— start Listed records —

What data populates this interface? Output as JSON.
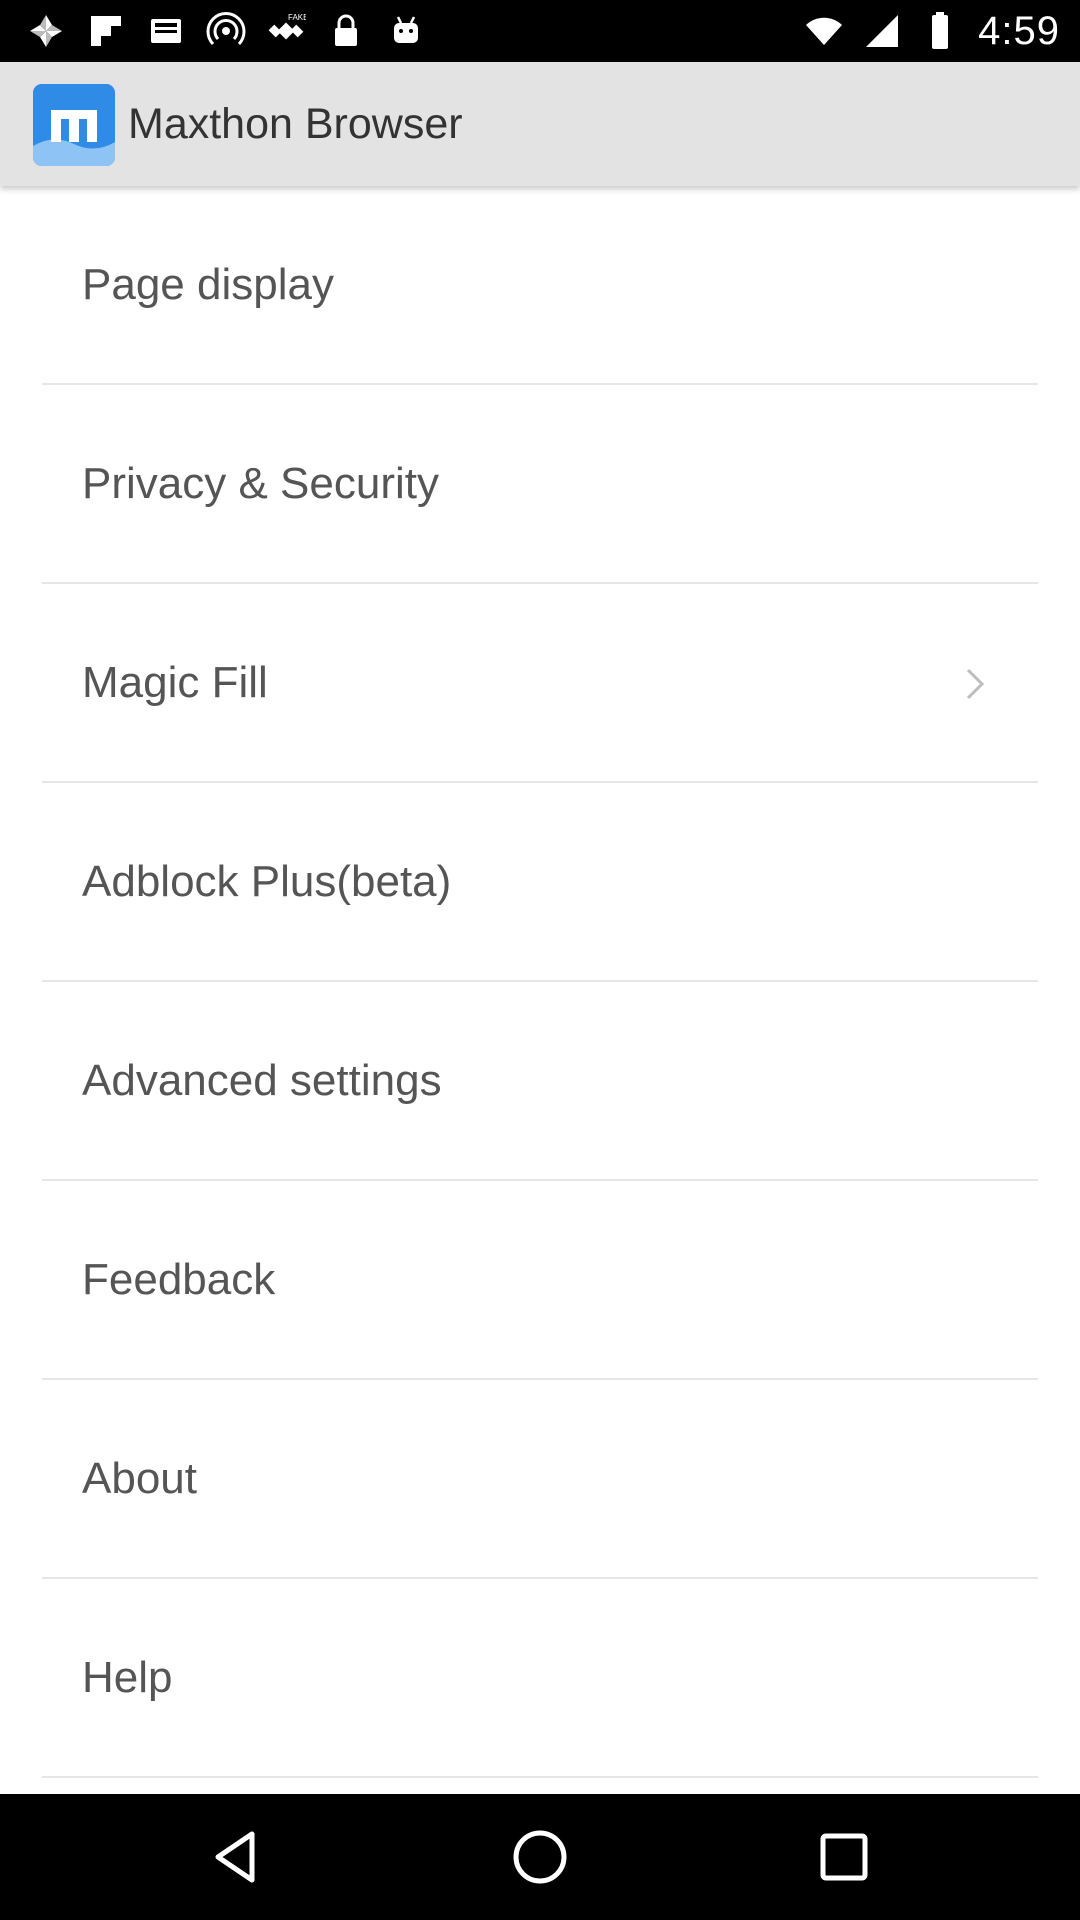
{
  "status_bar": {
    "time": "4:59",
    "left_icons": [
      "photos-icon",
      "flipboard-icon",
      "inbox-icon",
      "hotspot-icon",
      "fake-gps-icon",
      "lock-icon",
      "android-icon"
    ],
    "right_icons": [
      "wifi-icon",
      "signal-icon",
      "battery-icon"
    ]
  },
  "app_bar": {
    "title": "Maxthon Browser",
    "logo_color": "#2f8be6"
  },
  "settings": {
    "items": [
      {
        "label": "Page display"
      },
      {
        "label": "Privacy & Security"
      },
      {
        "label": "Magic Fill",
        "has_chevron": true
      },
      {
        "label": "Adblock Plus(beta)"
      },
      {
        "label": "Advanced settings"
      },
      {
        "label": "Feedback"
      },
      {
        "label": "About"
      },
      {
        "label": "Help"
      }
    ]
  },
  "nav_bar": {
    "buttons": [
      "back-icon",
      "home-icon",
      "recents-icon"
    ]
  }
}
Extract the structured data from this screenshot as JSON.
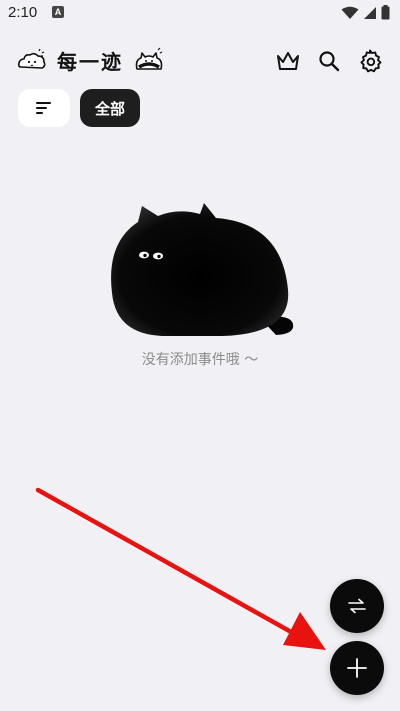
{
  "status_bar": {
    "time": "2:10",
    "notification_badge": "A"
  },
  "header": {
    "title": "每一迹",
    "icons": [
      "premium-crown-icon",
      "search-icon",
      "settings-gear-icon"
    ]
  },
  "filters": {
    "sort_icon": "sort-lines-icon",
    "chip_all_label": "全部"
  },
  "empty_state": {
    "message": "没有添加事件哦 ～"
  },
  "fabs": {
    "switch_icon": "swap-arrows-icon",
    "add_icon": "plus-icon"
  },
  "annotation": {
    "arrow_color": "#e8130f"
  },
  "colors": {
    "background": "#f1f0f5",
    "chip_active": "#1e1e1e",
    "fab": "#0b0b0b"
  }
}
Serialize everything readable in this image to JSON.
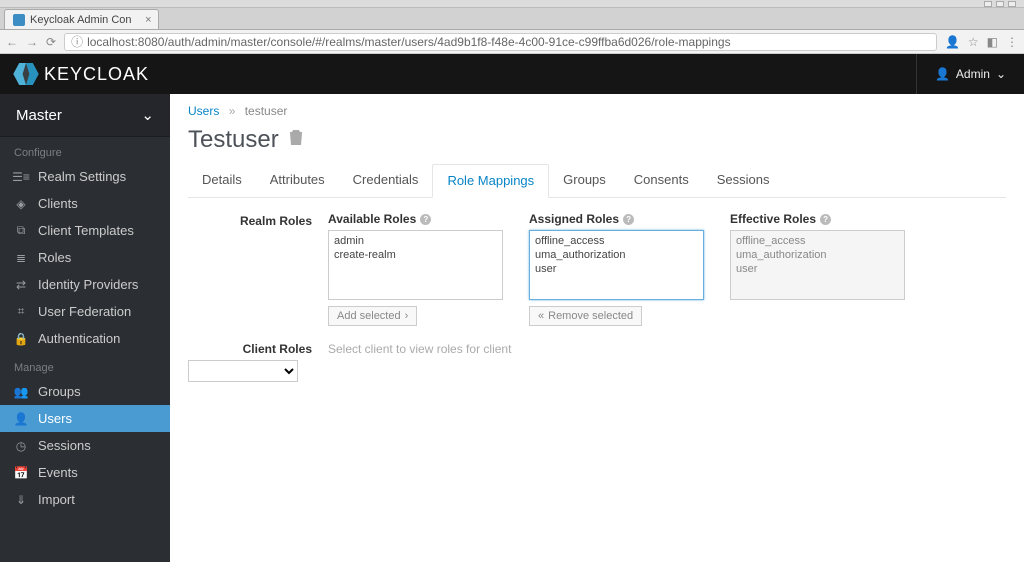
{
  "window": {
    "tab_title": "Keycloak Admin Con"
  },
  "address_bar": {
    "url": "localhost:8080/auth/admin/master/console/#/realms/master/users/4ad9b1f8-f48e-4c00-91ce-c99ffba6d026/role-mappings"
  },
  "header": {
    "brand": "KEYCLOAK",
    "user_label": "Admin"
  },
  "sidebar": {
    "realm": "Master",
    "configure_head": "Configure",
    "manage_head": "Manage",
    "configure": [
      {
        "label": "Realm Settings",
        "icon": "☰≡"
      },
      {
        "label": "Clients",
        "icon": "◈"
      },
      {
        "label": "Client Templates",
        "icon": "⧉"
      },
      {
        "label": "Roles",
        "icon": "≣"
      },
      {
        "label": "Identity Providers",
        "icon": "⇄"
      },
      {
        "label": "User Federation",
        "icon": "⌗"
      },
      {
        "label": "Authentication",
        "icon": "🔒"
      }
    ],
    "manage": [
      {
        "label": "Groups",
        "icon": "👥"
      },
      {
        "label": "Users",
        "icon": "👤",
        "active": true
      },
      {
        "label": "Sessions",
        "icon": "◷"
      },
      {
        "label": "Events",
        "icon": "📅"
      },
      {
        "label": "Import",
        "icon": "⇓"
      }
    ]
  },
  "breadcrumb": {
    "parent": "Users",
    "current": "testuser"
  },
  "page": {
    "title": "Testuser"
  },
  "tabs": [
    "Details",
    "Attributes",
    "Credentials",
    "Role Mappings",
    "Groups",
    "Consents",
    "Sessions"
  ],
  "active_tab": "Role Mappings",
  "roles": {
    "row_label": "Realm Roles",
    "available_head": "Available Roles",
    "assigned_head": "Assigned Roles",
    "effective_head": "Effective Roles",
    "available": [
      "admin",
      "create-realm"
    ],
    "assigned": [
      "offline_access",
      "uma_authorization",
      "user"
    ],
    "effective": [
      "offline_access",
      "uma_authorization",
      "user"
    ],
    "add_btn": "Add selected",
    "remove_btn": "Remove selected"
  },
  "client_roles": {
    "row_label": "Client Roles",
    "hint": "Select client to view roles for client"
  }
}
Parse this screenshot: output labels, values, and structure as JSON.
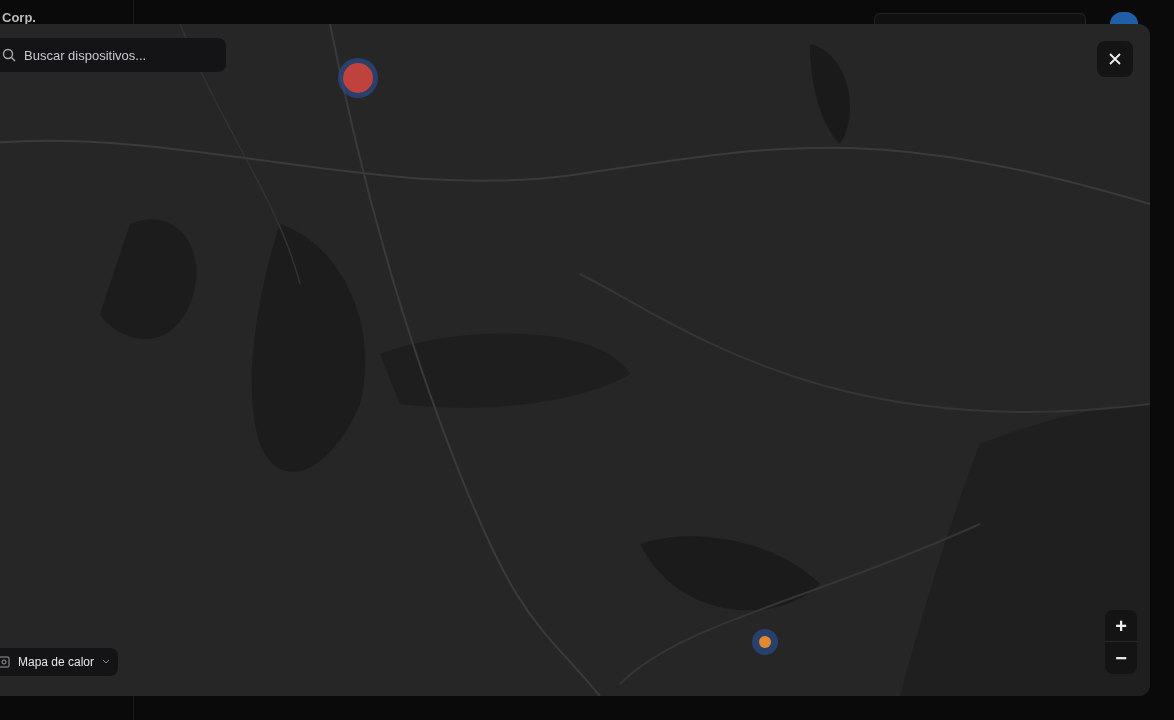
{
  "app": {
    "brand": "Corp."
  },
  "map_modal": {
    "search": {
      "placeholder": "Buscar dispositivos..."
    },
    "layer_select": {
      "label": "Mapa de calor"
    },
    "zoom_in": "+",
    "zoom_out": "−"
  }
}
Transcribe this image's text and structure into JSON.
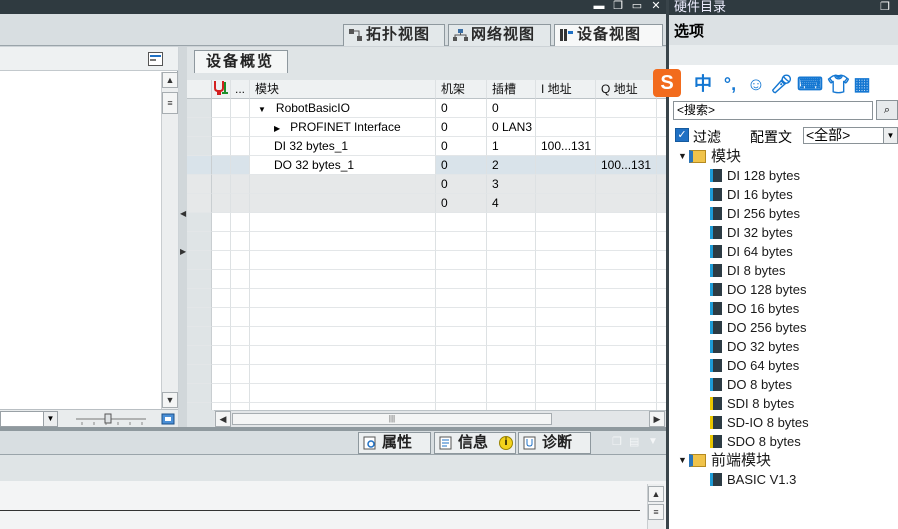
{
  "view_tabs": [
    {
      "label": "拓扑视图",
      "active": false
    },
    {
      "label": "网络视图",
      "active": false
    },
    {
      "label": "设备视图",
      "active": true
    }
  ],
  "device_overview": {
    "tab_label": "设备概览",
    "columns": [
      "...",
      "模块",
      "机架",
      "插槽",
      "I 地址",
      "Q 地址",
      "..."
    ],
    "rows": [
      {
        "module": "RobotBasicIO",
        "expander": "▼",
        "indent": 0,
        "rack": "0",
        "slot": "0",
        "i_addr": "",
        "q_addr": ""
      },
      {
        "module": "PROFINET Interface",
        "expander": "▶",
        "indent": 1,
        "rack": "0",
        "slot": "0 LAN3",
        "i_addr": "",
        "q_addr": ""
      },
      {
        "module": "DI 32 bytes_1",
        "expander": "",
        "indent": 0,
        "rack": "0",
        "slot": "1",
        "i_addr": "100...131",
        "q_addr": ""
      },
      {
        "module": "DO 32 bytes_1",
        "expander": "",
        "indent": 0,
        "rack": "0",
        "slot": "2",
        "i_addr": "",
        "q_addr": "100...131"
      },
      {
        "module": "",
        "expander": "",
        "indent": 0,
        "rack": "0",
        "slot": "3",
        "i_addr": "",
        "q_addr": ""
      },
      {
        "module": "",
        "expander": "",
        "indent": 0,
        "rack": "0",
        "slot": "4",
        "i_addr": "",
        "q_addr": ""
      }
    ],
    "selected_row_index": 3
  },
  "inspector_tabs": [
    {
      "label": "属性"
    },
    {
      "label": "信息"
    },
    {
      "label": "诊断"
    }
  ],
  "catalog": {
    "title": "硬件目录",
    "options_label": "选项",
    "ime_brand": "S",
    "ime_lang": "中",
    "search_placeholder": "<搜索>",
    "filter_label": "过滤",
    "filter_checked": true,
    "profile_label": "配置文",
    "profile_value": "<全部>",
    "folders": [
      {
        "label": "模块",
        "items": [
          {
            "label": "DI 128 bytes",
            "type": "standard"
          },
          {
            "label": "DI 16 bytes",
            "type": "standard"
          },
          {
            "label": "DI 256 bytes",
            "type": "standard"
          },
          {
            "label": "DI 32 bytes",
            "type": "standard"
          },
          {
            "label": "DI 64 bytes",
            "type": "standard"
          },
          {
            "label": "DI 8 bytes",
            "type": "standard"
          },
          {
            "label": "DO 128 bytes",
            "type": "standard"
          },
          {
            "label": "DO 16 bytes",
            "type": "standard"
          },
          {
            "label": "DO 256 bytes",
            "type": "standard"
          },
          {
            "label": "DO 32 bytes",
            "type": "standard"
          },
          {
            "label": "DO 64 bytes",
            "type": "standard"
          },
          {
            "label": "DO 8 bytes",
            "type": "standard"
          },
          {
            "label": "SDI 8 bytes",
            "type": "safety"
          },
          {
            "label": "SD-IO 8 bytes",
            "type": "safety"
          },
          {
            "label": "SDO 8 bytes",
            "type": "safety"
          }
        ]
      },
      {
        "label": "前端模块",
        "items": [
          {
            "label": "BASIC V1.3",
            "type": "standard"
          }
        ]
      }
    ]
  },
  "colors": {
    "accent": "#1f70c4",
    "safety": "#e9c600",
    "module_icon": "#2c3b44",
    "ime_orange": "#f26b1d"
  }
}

— end Listed records —

→ The exercise: Every line of the records that includes the word "true" should be gathered.

→ Reply to the task:
        "has_chevron": true
        "active": true
      "active": true
    "filter_checked": true,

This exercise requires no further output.